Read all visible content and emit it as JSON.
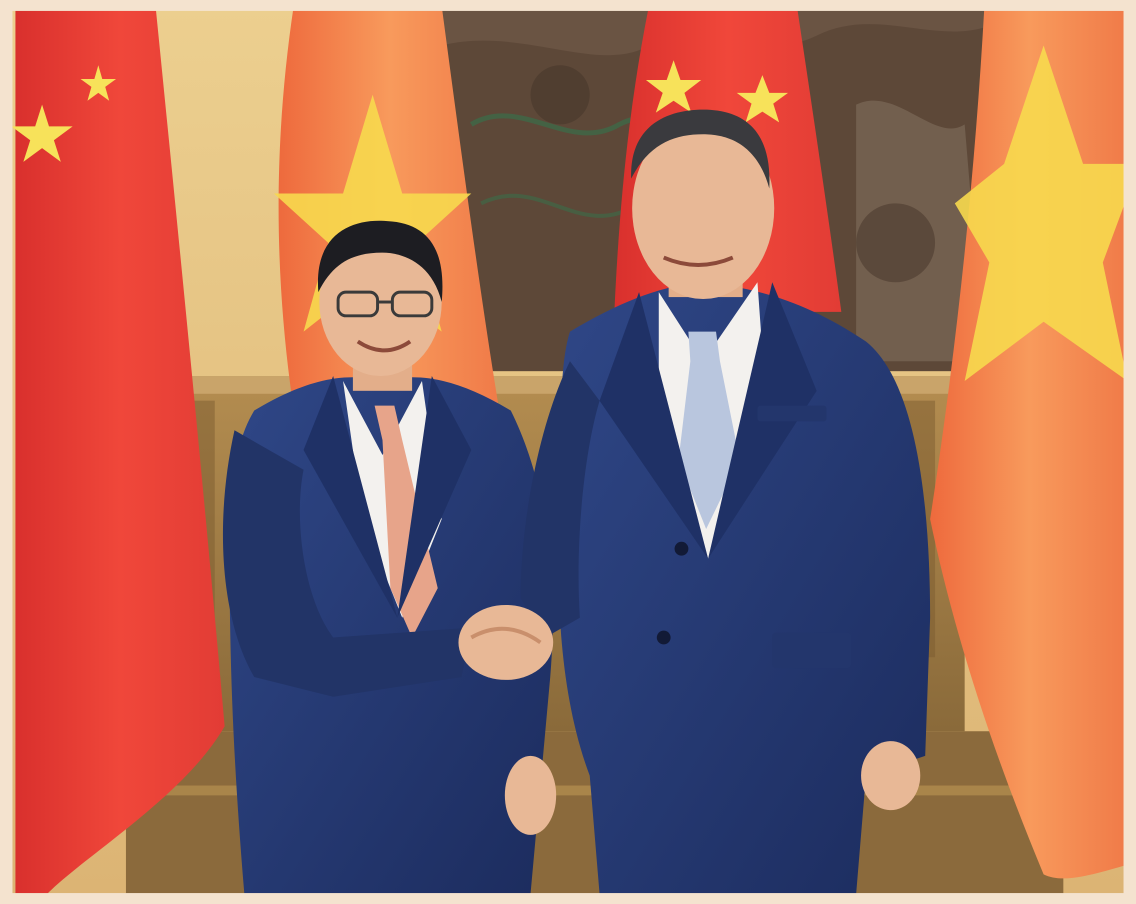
{
  "photo": {
    "scene": "two-person-handshake",
    "colors": {
      "flag_red": "#e8413a",
      "flag_red_light": "#f26a4a",
      "flag_star": "#f7e25a",
      "flag_vn_orange": "#f38a4e",
      "wall_gold": "#e7c986",
      "wood_panel": "#a9854a",
      "suit_navy": "#263a74",
      "suit_navy_shadow": "#1a2a58",
      "shirt_white": "#f3f1ee",
      "tie_salmon": "#e7a48a",
      "tie_lightblue": "#b9c6de",
      "skin": "#e8b896",
      "hair_dark": "#1d1d22",
      "mural_brown": "#5e4a3c",
      "border": "#f4e3cf"
    },
    "elements": [
      "flag-china-left",
      "flag-vietnam-center",
      "flag-china-center",
      "flag-vietnam-right",
      "carved-mural-backdrop",
      "wooden-paneling",
      "person-left",
      "person-right",
      "handshake"
    ]
  }
}
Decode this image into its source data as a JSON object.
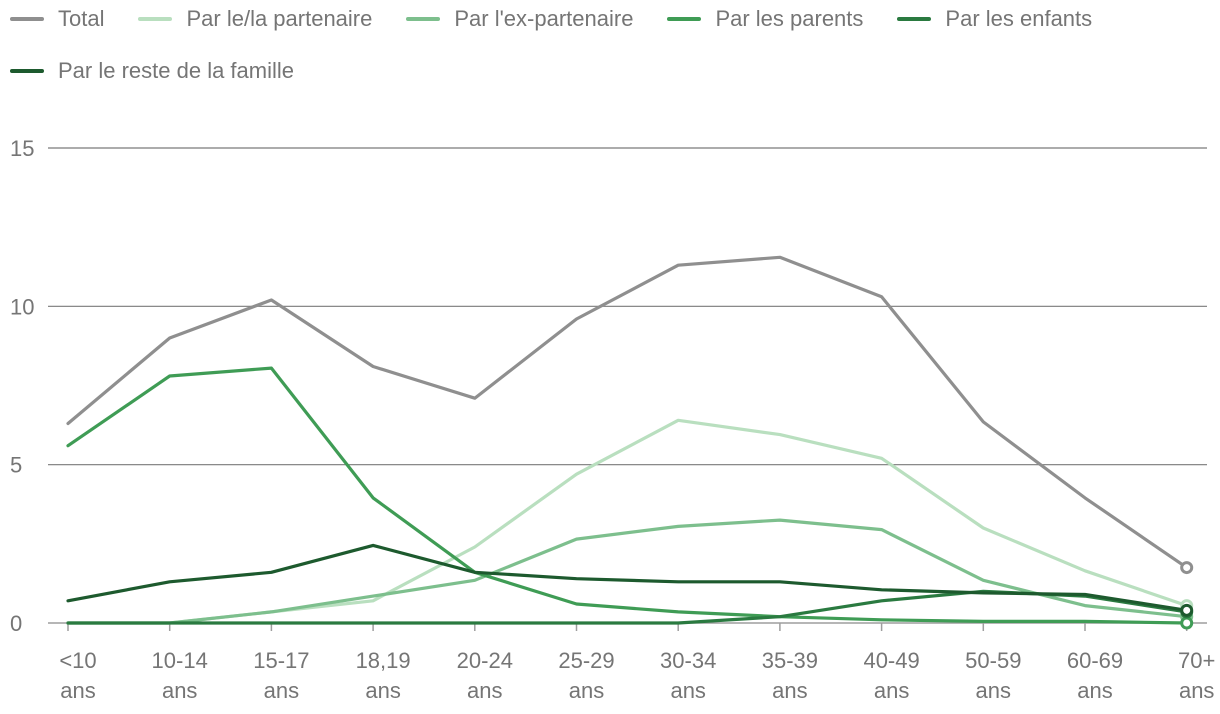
{
  "chart_data": {
    "type": "line",
    "categories": [
      [
        "<10",
        "ans"
      ],
      [
        "10-14",
        "ans"
      ],
      [
        "15-17",
        "ans"
      ],
      [
        "18,19",
        "ans"
      ],
      [
        "20-24",
        "ans"
      ],
      [
        "25-29",
        "ans"
      ],
      [
        "30-34",
        "ans"
      ],
      [
        "35-39",
        "ans"
      ],
      [
        "40-49",
        "ans"
      ],
      [
        "50-59",
        "ans"
      ],
      [
        "60-69",
        "ans"
      ],
      [
        "70+",
        "ans"
      ]
    ],
    "ylim": [
      0,
      15
    ],
    "yticks": [
      0,
      5,
      10,
      15
    ],
    "grid": true,
    "legend_position": "top",
    "series": [
      {
        "name": "Total",
        "color": "#8f8f8f",
        "values": [
          6.3,
          9.0,
          10.2,
          8.1,
          7.1,
          9.6,
          11.3,
          11.55,
          10.3,
          6.35,
          3.95,
          1.75
        ]
      },
      {
        "name": "Par le/la partenaire",
        "color": "#b9dfbf",
        "values": [
          0.0,
          0.0,
          0.35,
          0.7,
          2.4,
          4.7,
          6.4,
          5.95,
          5.2,
          3.0,
          1.65,
          0.55
        ]
      },
      {
        "name": "Par l'ex-partenaire",
        "color": "#7dbf8d",
        "values": [
          0.0,
          0.0,
          0.35,
          0.85,
          1.35,
          2.65,
          3.05,
          3.25,
          2.95,
          1.35,
          0.55,
          0.2
        ]
      },
      {
        "name": "Par les parents",
        "color": "#3f9c55",
        "values": [
          5.6,
          7.8,
          8.05,
          3.95,
          1.6,
          0.6,
          0.35,
          0.2,
          0.1,
          0.05,
          0.05,
          0.0
        ]
      },
      {
        "name": "Par les enfants",
        "color": "#2a7a40",
        "values": [
          0.0,
          0.0,
          0.0,
          0.0,
          0.0,
          0.0,
          0.0,
          0.2,
          0.7,
          1.0,
          0.85,
          0.35
        ]
      },
      {
        "name": "Par le reste de la famille",
        "color": "#1d5a2e",
        "values": [
          0.7,
          1.3,
          1.6,
          2.45,
          1.6,
          1.4,
          1.3,
          1.3,
          1.05,
          0.95,
          0.9,
          0.4
        ]
      }
    ]
  }
}
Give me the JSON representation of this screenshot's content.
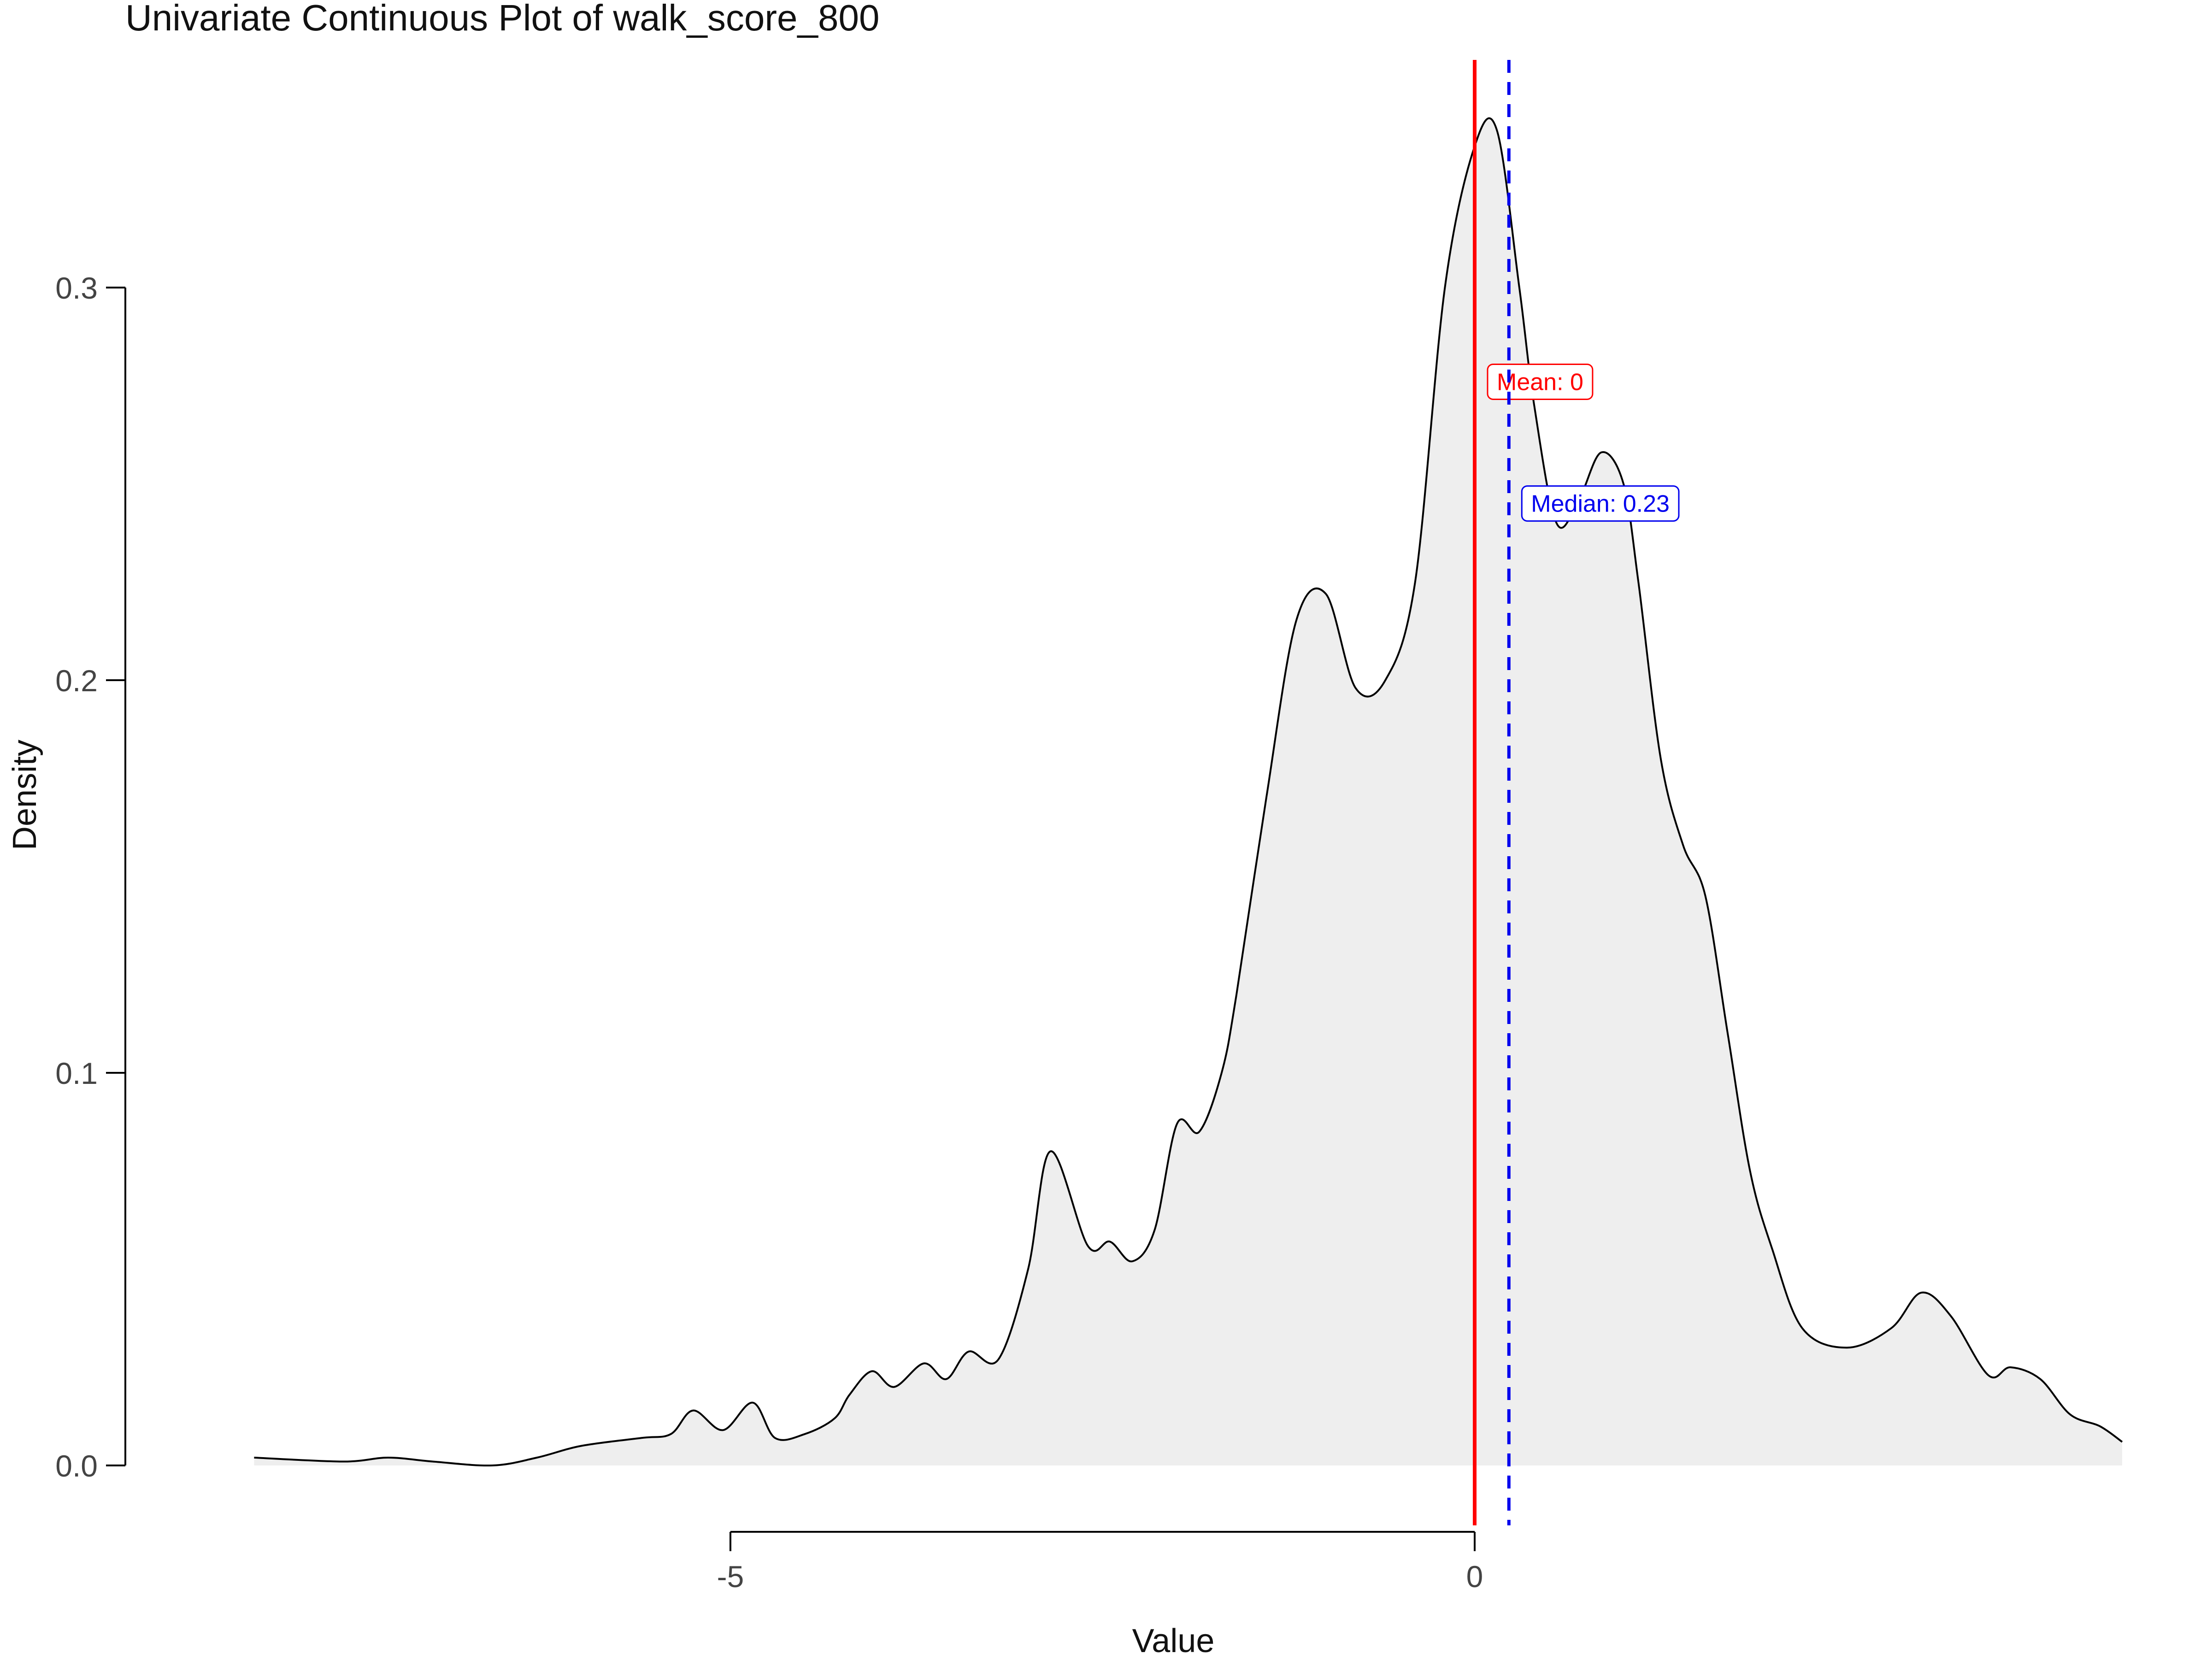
{
  "colors": {
    "density_fill": "#eeeeee",
    "density_line": "#000000",
    "mean_line": "#ff0000",
    "median_line": "#0000ee",
    "axis": "#000000"
  },
  "chart_data": {
    "type": "area",
    "title": "Univariate Continuous Plot of walk_score_800",
    "xlabel": "Value",
    "ylabel": "Density",
    "xlim": [
      -8.2,
      4.4
    ],
    "ylim": [
      0,
      0.34
    ],
    "x_ticks": [
      -5,
      0
    ],
    "x_tick_labels": [
      "-5",
      "0"
    ],
    "y_ticks": [
      0.0,
      0.1,
      0.2,
      0.3
    ],
    "y_tick_labels": [
      "0.0",
      "0.1",
      "0.2",
      "0.3"
    ],
    "grid": false,
    "legend": "none",
    "series": [
      {
        "x": [
          -8.2,
          -7.6,
          -7.3,
          -7.0,
          -6.6,
          -6.3,
          -6.0,
          -5.6,
          -5.4,
          -5.25,
          -5.05,
          -4.85,
          -4.7,
          -4.5,
          -4.3,
          -4.2,
          -4.05,
          -3.9,
          -3.7,
          -3.55,
          -3.4,
          -3.2,
          -3.0,
          -2.85,
          -2.6,
          -2.45,
          -2.3,
          -2.15,
          -2.0,
          -1.85,
          -1.7,
          -1.6,
          -1.4,
          -1.2,
          -1.0,
          -0.8,
          -0.6,
          -0.4,
          -0.2,
          0.0,
          0.15,
          0.3,
          0.4,
          0.55,
          0.7,
          0.85,
          1.0,
          1.1,
          1.25,
          1.4,
          1.55,
          1.7,
          1.85,
          2.0,
          2.2,
          2.5,
          2.8,
          3.0,
          3.2,
          3.45,
          3.6,
          3.8,
          4.0,
          4.2,
          4.35
        ],
        "y": [
          0.002,
          0.001,
          0.002,
          0.001,
          0.0,
          0.002,
          0.005,
          0.007,
          0.008,
          0.014,
          0.009,
          0.016,
          0.007,
          0.008,
          0.012,
          0.018,
          0.024,
          0.02,
          0.026,
          0.022,
          0.029,
          0.027,
          0.05,
          0.08,
          0.056,
          0.057,
          0.052,
          0.06,
          0.087,
          0.085,
          0.1,
          0.12,
          0.17,
          0.215,
          0.222,
          0.198,
          0.2,
          0.225,
          0.3,
          0.336,
          0.34,
          0.3,
          0.27,
          0.24,
          0.246,
          0.258,
          0.25,
          0.225,
          0.18,
          0.158,
          0.145,
          0.11,
          0.075,
          0.055,
          0.035,
          0.03,
          0.035,
          0.044,
          0.038,
          0.023,
          0.025,
          0.022,
          0.013,
          0.01,
          0.006
        ]
      }
    ],
    "reference_lines": [
      {
        "label": "Mean: 0",
        "x": 0.0,
        "style": "solid",
        "label_y": 0.276
      },
      {
        "label": "Median: 0.23",
        "x": 0.23,
        "style": "dashed",
        "label_y": 0.245
      }
    ]
  }
}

■ **Your task**:
Quote every record above exactly, leaving out any pictures.

■ **Finished task**:
Read all visible content and emit it as JSON.
{
  "photo": {
    "scene": "two-person-handshake",
    "colors": {
      "flag_red": "#e8413a",
      "flag_red_light": "#f26a4a",
      "flag_star": "#f7e25a",
      "flag_vn_orange": "#f38a4e",
      "wall_gold": "#e7c986",
      "wood_panel": "#a9854a",
      "suit_navy": "#263a74",
      "suit_navy_shadow": "#1a2a58",
      "shirt_white": "#f3f1ee",
      "tie_salmon": "#e7a48a",
      "tie_lightblue": "#b9c6de",
      "skin": "#e8b896",
      "hair_dark": "#1d1d22",
      "mural_brown": "#5e4a3c",
      "border": "#f4e3cf"
    },
    "elements": [
      "flag-china-left",
      "flag-vietnam-center",
      "flag-china-center",
      "flag-vietnam-right",
      "carved-mural-backdrop",
      "wooden-paneling",
      "person-left",
      "person-right",
      "handshake"
    ]
  }
}
Decode this image into its source data as a JSON object.
{
  "chart_data": {
    "type": "line",
    "categories": [
      [
        "<10",
        "ans"
      ],
      [
        "10-14",
        "ans"
      ],
      [
        "15-17",
        "ans"
      ],
      [
        "18,19",
        "ans"
      ],
      [
        "20-24",
        "ans"
      ],
      [
        "25-29",
        "ans"
      ],
      [
        "30-34",
        "ans"
      ],
      [
        "35-39",
        "ans"
      ],
      [
        "40-49",
        "ans"
      ],
      [
        "50-59",
        "ans"
      ],
      [
        "60-69",
        "ans"
      ],
      [
        "70+",
        "ans"
      ]
    ],
    "ylim": [
      0,
      15
    ],
    "yticks": [
      0,
      5,
      10,
      15
    ],
    "grid": true,
    "legend_position": "top",
    "series": [
      {
        "name": "Total",
        "color": "#8f8f8f",
        "values": [
          6.3,
          9.0,
          10.2,
          8.1,
          7.1,
          9.6,
          11.3,
          11.55,
          10.3,
          6.35,
          3.95,
          1.75
        ]
      },
      {
        "name": "Par le/la partenaire",
        "color": "#b9dfbf",
        "values": [
          0.0,
          0.0,
          0.35,
          0.7,
          2.4,
          4.7,
          6.4,
          5.95,
          5.2,
          3.0,
          1.65,
          0.55
        ]
      },
      {
        "name": "Par l'ex-partenaire",
        "color": "#7dbf8d",
        "values": [
          0.0,
          0.0,
          0.35,
          0.85,
          1.35,
          2.65,
          3.05,
          3.25,
          2.95,
          1.35,
          0.55,
          0.2
        ]
      },
      {
        "name": "Par les parents",
        "color": "#3f9c55",
        "values": [
          5.6,
          7.8,
          8.05,
          3.95,
          1.6,
          0.6,
          0.35,
          0.2,
          0.1,
          0.05,
          0.05,
          0.0
        ]
      },
      {
        "name": "Par les enfants",
        "color": "#2a7a40",
        "values": [
          0.0,
          0.0,
          0.0,
          0.0,
          0.0,
          0.0,
          0.0,
          0.2,
          0.7,
          1.0,
          0.85,
          0.35
        ]
      },
      {
        "name": "Par le reste de la famille",
        "color": "#1d5a2e",
        "values": [
          0.7,
          1.3,
          1.6,
          2.45,
          1.6,
          1.4,
          1.3,
          1.3,
          1.05,
          0.95,
          0.9,
          0.4
        ]
      }
    ]
  }
}
Give me the JSON representation of this screenshot's content.
{
  "colors": {
    "density_fill": "#eeeeee",
    "density_line": "#000000",
    "mean_line": "#ff0000",
    "median_line": "#0000ee",
    "axis": "#000000"
  },
  "chart_data": {
    "type": "area",
    "title": "Univariate Continuous Plot of walk_score_800",
    "xlabel": "Value",
    "ylabel": "Density",
    "xlim": [
      -8.2,
      4.4
    ],
    "ylim": [
      0,
      0.34
    ],
    "x_ticks": [
      -5,
      0
    ],
    "x_tick_labels": [
      "-5",
      "0"
    ],
    "y_ticks": [
      0.0,
      0.1,
      0.2,
      0.3
    ],
    "y_tick_labels": [
      "0.0",
      "0.1",
      "0.2",
      "0.3"
    ],
    "grid": false,
    "legend": "none",
    "series": [
      {
        "x": [
          -8.2,
          -7.6,
          -7.3,
          -7.0,
          -6.6,
          -6.3,
          -6.0,
          -5.6,
          -5.4,
          -5.25,
          -5.05,
          -4.85,
          -4.7,
          -4.5,
          -4.3,
          -4.2,
          -4.05,
          -3.9,
          -3.7,
          -3.55,
          -3.4,
          -3.2,
          -3.0,
          -2.85,
          -2.6,
          -2.45,
          -2.3,
          -2.15,
          -2.0,
          -1.85,
          -1.7,
          -1.6,
          -1.4,
          -1.2,
          -1.0,
          -0.8,
          -0.6,
          -0.4,
          -0.2,
          0.0,
          0.15,
          0.3,
          0.4,
          0.55,
          0.7,
          0.85,
          1.0,
          1.1,
          1.25,
          1.4,
          1.55,
          1.7,
          1.85,
          2.0,
          2.2,
          2.5,
          2.8,
          3.0,
          3.2,
          3.45,
          3.6,
          3.8,
          4.0,
          4.2,
          4.35
        ],
        "y": [
          0.002,
          0.001,
          0.002,
          0.001,
          0.0,
          0.002,
          0.005,
          0.007,
          0.008,
          0.014,
          0.009,
          0.016,
          0.007,
          0.008,
          0.012,
          0.018,
          0.024,
          0.02,
          0.026,
          0.022,
          0.029,
          0.027,
          0.05,
          0.08,
          0.056,
          0.057,
          0.052,
          0.06,
          0.087,
          0.085,
          0.1,
          0.12,
          0.17,
          0.215,
          0.222,
          0.198,
          0.2,
          0.225,
          0.3,
          0.336,
          0.34,
          0.3,
          0.27,
          0.24,
          0.246,
          0.258,
          0.25,
          0.225,
          0.18,
          0.158,
          0.145,
          0.11,
          0.075,
          0.055,
          0.035,
          0.03,
          0.035,
          0.044,
          0.038,
          0.023,
          0.025,
          0.022,
          0.013,
          0.01,
          0.006
        ]
      }
    ],
    "reference_lines": [
      {
        "label": "Mean: 0",
        "x": 0.0,
        "style": "solid",
        "label_y": 0.276
      },
      {
        "label": "Median: 0.23",
        "x": 0.23,
        "style": "dashed",
        "label_y": 0.245
      }
    ]
  }
}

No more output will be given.